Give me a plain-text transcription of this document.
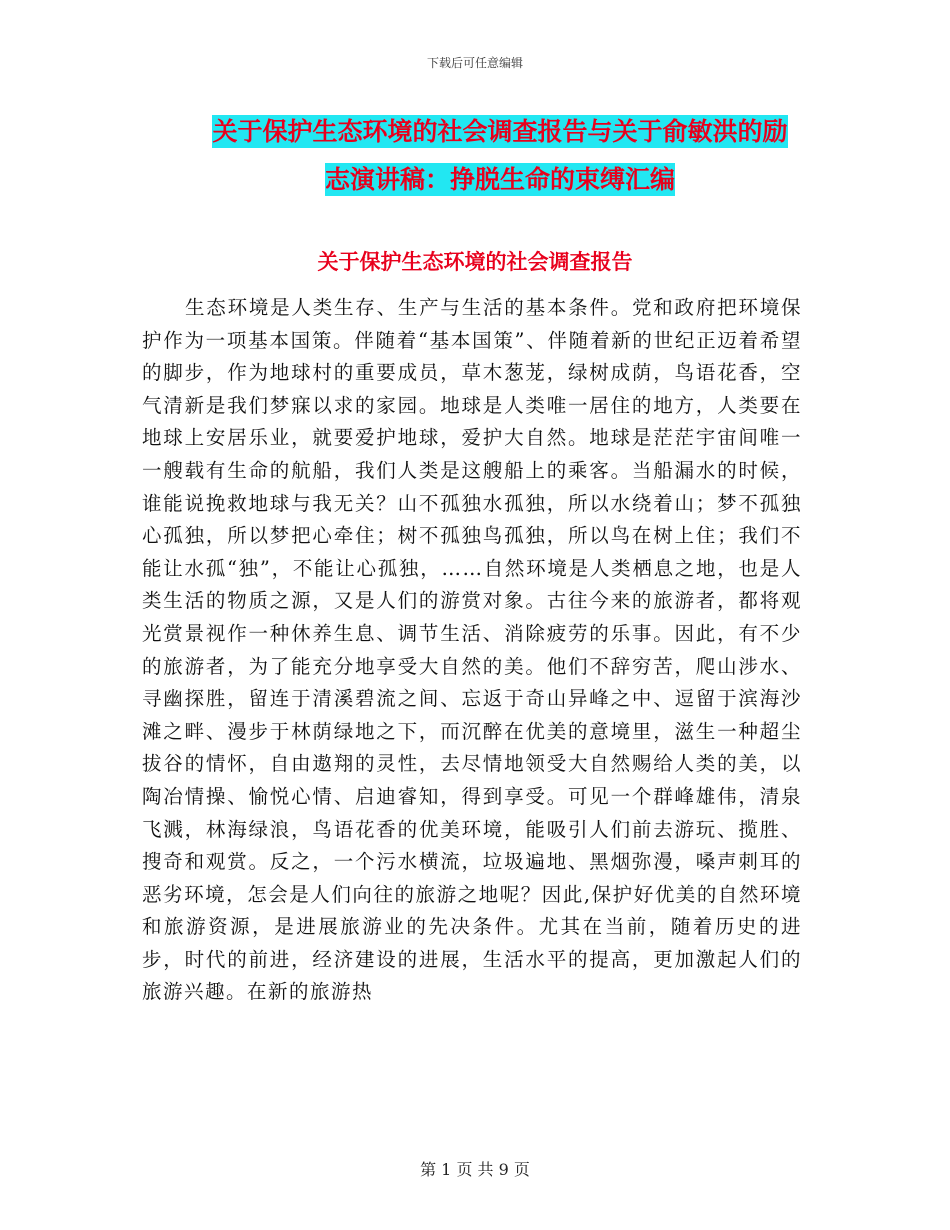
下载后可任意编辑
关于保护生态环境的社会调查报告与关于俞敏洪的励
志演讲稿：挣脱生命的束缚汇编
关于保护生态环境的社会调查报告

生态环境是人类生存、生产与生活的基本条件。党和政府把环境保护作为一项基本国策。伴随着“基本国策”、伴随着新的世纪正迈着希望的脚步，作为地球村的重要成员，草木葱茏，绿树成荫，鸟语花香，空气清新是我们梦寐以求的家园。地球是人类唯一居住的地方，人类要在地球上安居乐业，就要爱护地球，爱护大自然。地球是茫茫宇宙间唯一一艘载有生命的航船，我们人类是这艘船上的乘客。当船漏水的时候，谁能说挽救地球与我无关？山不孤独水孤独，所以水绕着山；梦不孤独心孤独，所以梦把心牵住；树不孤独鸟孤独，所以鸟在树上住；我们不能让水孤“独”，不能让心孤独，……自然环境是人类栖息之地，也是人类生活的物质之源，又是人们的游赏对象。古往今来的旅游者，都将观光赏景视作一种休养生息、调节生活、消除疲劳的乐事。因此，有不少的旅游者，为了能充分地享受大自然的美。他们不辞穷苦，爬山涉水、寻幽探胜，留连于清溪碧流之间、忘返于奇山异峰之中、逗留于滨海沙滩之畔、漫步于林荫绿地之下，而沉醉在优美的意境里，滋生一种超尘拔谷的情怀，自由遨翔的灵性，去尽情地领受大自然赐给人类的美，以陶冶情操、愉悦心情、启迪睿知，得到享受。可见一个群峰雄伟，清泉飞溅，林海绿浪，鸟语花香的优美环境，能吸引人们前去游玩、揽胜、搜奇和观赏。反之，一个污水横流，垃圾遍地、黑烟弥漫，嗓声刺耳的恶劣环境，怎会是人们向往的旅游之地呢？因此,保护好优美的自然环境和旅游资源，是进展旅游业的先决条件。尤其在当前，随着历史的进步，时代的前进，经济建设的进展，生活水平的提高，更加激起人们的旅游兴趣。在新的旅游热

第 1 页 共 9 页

____________________

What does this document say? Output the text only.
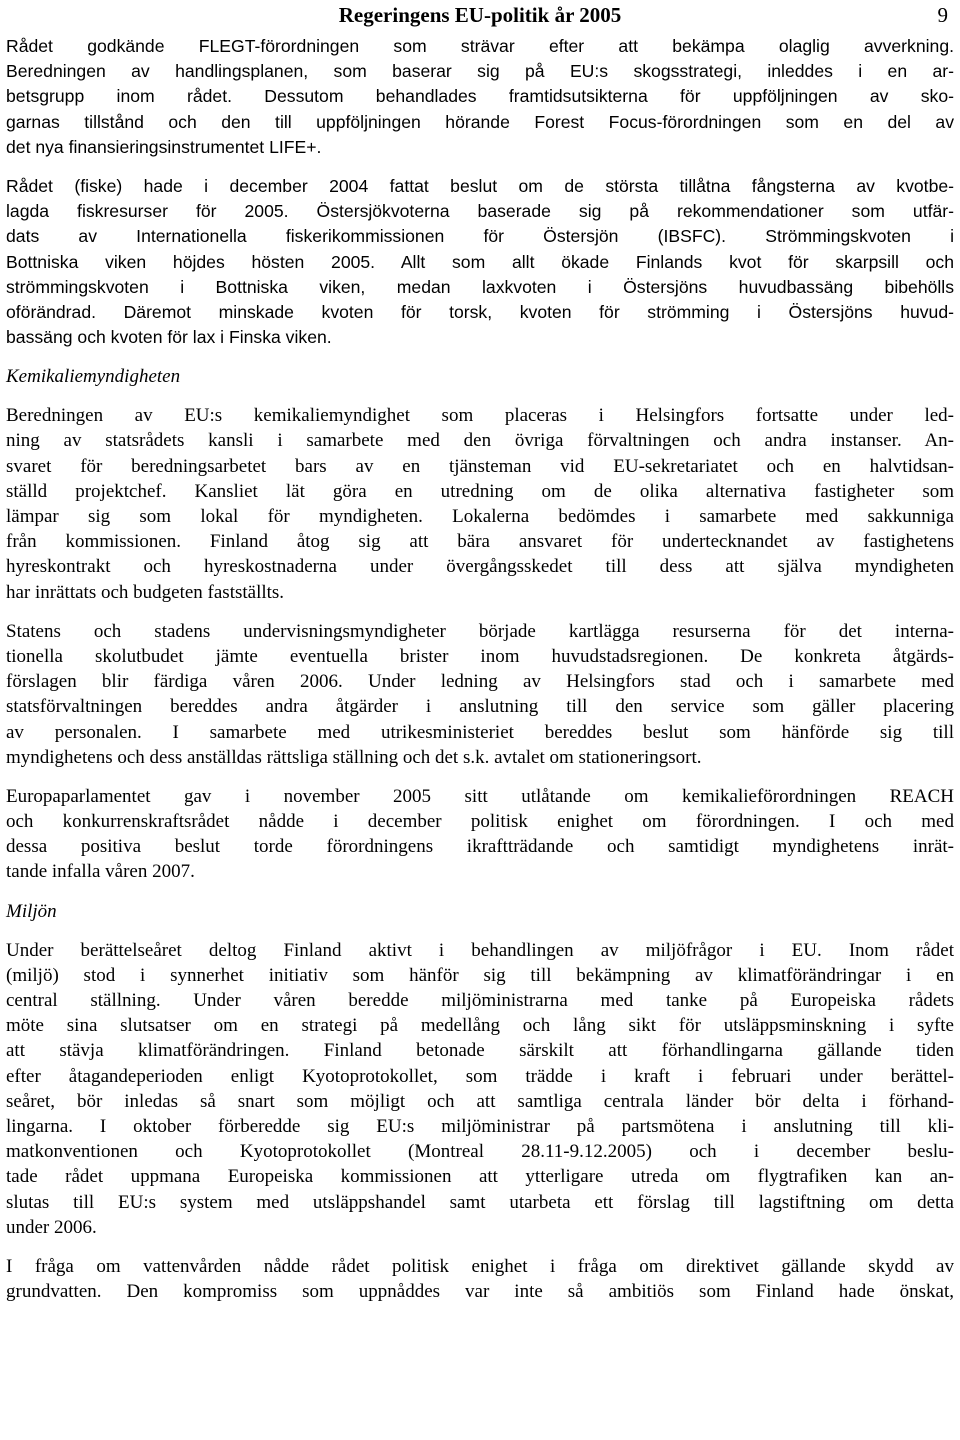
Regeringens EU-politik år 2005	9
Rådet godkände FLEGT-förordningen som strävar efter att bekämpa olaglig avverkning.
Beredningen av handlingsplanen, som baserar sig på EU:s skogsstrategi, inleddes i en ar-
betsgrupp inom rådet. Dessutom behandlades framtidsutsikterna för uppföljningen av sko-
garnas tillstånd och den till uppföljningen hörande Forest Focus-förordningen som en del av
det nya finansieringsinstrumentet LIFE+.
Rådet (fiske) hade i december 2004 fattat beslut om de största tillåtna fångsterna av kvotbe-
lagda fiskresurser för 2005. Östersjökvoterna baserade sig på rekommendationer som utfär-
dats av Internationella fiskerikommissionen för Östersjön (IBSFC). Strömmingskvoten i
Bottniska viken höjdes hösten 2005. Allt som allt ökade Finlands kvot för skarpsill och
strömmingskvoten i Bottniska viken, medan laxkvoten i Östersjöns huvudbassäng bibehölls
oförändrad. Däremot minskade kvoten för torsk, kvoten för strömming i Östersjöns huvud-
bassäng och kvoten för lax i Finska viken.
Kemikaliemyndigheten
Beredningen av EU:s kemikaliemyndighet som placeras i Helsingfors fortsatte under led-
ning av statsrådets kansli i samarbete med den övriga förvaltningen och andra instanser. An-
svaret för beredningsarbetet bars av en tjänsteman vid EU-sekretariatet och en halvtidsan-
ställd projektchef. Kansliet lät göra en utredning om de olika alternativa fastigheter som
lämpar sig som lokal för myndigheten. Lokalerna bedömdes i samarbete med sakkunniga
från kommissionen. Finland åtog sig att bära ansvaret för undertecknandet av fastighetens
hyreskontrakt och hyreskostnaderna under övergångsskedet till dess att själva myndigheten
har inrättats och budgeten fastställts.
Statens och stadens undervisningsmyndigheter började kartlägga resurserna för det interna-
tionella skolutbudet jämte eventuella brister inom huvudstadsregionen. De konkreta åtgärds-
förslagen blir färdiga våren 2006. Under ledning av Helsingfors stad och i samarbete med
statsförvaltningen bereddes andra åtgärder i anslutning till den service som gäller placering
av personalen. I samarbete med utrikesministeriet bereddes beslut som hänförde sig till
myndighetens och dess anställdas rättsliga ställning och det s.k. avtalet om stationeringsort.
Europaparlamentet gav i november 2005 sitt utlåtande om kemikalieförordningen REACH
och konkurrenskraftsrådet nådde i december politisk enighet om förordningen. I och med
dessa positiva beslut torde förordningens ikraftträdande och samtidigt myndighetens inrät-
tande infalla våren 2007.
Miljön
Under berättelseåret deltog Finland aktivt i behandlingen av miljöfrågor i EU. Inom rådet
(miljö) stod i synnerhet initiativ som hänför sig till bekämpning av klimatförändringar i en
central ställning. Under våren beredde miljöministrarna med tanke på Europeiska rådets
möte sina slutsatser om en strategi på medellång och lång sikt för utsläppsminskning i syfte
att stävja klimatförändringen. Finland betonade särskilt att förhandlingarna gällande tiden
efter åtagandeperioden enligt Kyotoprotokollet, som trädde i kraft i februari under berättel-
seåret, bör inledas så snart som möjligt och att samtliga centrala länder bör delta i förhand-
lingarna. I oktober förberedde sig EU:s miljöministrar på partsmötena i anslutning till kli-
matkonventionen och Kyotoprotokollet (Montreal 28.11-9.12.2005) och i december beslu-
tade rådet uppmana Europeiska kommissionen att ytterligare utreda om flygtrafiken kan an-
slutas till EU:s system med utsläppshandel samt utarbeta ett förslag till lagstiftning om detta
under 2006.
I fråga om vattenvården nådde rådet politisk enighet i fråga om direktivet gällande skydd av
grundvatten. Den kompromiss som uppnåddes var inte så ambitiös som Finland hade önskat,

____________________

#### [EXERCISE INSTRUCTIONS]
From the material above, gather all lines that include the string "gällande" and copy them.

#### [EXERCISE ANSWER]
att stävja klimatförändringen. Finland betonade särskilt att förhandlingarna gällande tiden
I fråga om vattenvården nådde rådet politisk enighet i fråga om direktivet gällande skydd av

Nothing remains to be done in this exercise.